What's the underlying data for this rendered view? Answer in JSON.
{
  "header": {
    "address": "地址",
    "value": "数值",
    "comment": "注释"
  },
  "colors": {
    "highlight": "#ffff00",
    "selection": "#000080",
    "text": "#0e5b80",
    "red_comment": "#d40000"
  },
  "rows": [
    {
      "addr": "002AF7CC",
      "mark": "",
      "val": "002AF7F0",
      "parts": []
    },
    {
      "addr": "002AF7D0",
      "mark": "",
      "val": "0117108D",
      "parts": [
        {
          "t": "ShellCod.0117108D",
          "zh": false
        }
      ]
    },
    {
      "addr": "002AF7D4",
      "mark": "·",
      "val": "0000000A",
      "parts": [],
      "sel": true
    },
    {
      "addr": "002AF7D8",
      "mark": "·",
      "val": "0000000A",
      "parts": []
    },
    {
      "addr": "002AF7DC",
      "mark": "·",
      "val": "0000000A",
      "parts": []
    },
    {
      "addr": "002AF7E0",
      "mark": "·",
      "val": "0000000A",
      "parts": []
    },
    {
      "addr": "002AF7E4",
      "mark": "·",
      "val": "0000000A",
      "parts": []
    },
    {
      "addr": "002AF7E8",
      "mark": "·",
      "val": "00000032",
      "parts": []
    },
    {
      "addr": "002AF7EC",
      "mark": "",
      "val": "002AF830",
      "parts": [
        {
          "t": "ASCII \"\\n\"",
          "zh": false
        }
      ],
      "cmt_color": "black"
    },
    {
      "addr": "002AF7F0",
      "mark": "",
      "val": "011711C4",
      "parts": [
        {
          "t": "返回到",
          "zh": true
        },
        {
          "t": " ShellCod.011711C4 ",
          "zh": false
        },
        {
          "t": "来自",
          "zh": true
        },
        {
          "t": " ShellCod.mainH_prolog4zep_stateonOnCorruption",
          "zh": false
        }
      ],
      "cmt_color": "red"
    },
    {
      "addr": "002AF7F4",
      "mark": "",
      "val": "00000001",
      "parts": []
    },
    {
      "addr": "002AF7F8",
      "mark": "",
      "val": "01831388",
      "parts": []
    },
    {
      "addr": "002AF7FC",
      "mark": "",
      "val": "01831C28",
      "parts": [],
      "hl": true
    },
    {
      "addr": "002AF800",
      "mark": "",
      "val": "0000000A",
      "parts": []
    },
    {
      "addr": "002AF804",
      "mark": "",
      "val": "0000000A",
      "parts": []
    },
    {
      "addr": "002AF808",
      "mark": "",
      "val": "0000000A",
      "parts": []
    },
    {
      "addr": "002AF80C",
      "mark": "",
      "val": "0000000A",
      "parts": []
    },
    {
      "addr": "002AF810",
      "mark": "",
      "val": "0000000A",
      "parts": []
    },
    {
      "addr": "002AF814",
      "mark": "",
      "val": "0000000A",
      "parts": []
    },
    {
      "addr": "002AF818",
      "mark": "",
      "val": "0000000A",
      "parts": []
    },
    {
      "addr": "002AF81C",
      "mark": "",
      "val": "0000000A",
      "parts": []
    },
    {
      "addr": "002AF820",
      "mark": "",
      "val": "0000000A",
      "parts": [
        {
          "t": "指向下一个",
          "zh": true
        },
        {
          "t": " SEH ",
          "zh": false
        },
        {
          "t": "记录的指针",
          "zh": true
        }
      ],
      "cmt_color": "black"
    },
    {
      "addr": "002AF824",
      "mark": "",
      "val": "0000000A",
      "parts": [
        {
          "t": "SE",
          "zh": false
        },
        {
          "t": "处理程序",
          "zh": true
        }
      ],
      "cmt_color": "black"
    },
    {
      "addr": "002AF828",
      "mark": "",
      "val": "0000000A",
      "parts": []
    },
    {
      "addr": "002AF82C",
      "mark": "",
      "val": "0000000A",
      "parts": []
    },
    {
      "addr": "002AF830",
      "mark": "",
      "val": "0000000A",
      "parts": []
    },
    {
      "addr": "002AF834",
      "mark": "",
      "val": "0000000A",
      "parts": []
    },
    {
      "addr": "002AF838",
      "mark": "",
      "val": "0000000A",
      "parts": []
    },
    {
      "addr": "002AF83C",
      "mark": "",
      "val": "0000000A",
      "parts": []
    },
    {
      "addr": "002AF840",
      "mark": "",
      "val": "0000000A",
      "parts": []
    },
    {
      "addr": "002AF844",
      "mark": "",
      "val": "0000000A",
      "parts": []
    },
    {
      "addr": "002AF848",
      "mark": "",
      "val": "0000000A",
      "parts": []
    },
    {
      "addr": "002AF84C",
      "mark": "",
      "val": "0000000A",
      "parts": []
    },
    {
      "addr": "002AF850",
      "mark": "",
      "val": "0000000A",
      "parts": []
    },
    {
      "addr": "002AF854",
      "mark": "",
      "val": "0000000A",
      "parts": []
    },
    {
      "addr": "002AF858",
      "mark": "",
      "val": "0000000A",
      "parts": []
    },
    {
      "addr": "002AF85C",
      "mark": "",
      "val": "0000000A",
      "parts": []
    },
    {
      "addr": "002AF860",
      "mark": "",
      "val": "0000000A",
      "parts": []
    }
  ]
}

· · · · ·

Give the data again, exactly as it stands.

What's the underlying data for this rendered view? Answer in JSON.
{
  "header": {
    "address": "地址",
    "value": "数值",
    "comment": "注释"
  },
  "colors": {
    "highlight": "#ffff00",
    "selection": "#000080",
    "text": "#0e5b80",
    "red_comment": "#d40000"
  },
  "rows": [
    {
      "addr": "002AF7CC",
      "mark": "",
      "val": "002AF7F0",
      "parts": []
    },
    {
      "addr": "002AF7D0",
      "mark": "",
      "val": "0117108D",
      "parts": [
        {
          "t": "ShellCod.0117108D",
          "zh": false
        }
      ]
    },
    {
      "addr": "002AF7D4",
      "mark": "·",
      "val": "0000000A",
      "parts": [],
      "sel": true
    },
    {
      "addr": "002AF7D8",
      "mark": "·",
      "val": "0000000A",
      "parts": []
    },
    {
      "addr": "002AF7DC",
      "mark": "·",
      "val": "0000000A",
      "parts": []
    },
    {
      "addr": "002AF7E0",
      "mark": "·",
      "val": "0000000A",
      "parts": []
    },
    {
      "addr": "002AF7E4",
      "mark": "·",
      "val": "0000000A",
      "parts": []
    },
    {
      "addr": "002AF7E8",
      "mark": "·",
      "val": "00000032",
      "parts": []
    },
    {
      "addr": "002AF7EC",
      "mark": "",
      "val": "002AF830",
      "parts": [
        {
          "t": "ASCII \"\\n\"",
          "zh": false
        }
      ],
      "cmt_color": "black"
    },
    {
      "addr": "002AF7F0",
      "mark": "",
      "val": "011711C4",
      "parts": [
        {
          "t": "返回到",
          "zh": true
        },
        {
          "t": " ShellCod.011711C4 ",
          "zh": false
        },
        {
          "t": "来自",
          "zh": true
        },
        {
          "t": " ShellCod.mainH_prolog4zep_stateonOnCorruption",
          "zh": false
        }
      ],
      "cmt_color": "red"
    },
    {
      "addr": "002AF7F4",
      "mark": "",
      "val": "00000001",
      "parts": []
    },
    {
      "addr": "002AF7F8",
      "mark": "",
      "val": "01831388",
      "parts": []
    },
    {
      "addr": "002AF7FC",
      "mark": "",
      "val": "01831C28",
      "parts": [],
      "hl": true
    },
    {
      "addr": "002AF800",
      "mark": "",
      "val": "0000000A",
      "parts": []
    },
    {
      "addr": "002AF804",
      "mark": "",
      "val": "0000000A",
      "parts": []
    },
    {
      "addr": "002AF808",
      "mark": "",
      "val": "0000000A",
      "parts": []
    },
    {
      "addr": "002AF80C",
      "mark": "",
      "val": "0000000A",
      "parts": []
    },
    {
      "addr": "002AF810",
      "mark": "",
      "val": "0000000A",
      "parts": []
    },
    {
      "addr": "002AF814",
      "mark": "",
      "val": "0000000A",
      "parts": []
    },
    {
      "addr": "002AF818",
      "mark": "",
      "val": "0000000A",
      "parts": []
    },
    {
      "addr": "002AF81C",
      "mark": "",
      "val": "0000000A",
      "parts": []
    },
    {
      "addr": "002AF820",
      "mark": "",
      "val": "0000000A",
      "parts": [
        {
          "t": "指向下一个",
          "zh": true
        },
        {
          "t": " SEH ",
          "zh": false
        },
        {
          "t": "记录的指针",
          "zh": true
        }
      ],
      "cmt_color": "black"
    },
    {
      "addr": "002AF824",
      "mark": "",
      "val": "0000000A",
      "parts": [
        {
          "t": "SE",
          "zh": false
        },
        {
          "t": "处理程序",
          "zh": true
        }
      ],
      "cmt_color": "black"
    },
    {
      "addr": "002AF828",
      "mark": "",
      "val": "0000000A",
      "parts": []
    },
    {
      "addr": "002AF82C",
      "mark": "",
      "val": "0000000A",
      "parts": []
    },
    {
      "addr": "002AF830",
      "mark": "",
      "val": "0000000A",
      "parts": []
    },
    {
      "addr": "002AF834",
      "mark": "",
      "val": "0000000A",
      "parts": []
    },
    {
      "addr": "002AF838",
      "mark": "",
      "val": "0000000A",
      "parts": []
    },
    {
      "addr": "002AF83C",
      "mark": "",
      "val": "0000000A",
      "parts": []
    },
    {
      "addr": "002AF840",
      "mark": "",
      "val": "0000000A",
      "parts": []
    },
    {
      "addr": "002AF844",
      "mark": "",
      "val": "0000000A",
      "parts": []
    },
    {
      "addr": "002AF848",
      "mark": "",
      "val": "0000000A",
      "parts": []
    },
    {
      "addr": "002AF84C",
      "mark": "",
      "val": "0000000A",
      "parts": []
    },
    {
      "addr": "002AF850",
      "mark": "",
      "val": "0000000A",
      "parts": []
    },
    {
      "addr": "002AF854",
      "mark": "",
      "val": "0000000A",
      "parts": []
    },
    {
      "addr": "002AF858",
      "mark": "",
      "val": "0000000A",
      "parts": []
    },
    {
      "addr": "002AF85C",
      "mark": "",
      "val": "0000000A",
      "parts": []
    },
    {
      "addr": "002AF860",
      "mark": "",
      "val": "0000000A",
      "parts": []
    }
  ]
}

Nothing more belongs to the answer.